Problem details ▸
Gather all lines with the word "Opacidad" in them.

++++++++++

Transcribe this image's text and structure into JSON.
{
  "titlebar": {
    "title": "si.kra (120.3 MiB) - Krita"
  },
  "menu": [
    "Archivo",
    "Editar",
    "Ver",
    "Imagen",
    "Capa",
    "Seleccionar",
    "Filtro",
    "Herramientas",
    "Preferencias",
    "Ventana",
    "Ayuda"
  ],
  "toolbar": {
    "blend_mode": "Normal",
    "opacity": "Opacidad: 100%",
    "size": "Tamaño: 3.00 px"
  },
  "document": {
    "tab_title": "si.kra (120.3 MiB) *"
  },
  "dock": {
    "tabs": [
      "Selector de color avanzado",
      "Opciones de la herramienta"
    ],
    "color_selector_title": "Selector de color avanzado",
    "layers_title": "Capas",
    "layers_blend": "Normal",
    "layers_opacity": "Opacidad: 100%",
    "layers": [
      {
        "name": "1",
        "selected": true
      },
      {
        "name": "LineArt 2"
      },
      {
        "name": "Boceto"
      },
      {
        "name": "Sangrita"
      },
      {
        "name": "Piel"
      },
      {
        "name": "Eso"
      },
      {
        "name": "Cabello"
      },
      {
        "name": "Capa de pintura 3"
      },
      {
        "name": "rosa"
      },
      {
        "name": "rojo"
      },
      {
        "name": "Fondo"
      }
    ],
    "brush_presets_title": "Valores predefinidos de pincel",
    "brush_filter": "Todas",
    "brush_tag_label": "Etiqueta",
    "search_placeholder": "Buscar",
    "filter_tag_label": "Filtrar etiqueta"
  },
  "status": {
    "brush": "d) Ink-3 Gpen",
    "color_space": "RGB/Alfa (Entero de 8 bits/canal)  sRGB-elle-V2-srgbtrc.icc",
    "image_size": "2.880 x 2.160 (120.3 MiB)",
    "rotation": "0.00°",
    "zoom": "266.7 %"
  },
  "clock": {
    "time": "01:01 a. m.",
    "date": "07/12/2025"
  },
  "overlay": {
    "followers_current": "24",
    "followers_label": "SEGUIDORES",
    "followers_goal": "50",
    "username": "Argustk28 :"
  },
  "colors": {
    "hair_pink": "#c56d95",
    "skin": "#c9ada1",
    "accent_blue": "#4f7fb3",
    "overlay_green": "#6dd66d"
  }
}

++++++++++

Solved problem ▸
    "opacity": "Opacidad: 100%",
    "layers_opacity": "Opacidad: 100%",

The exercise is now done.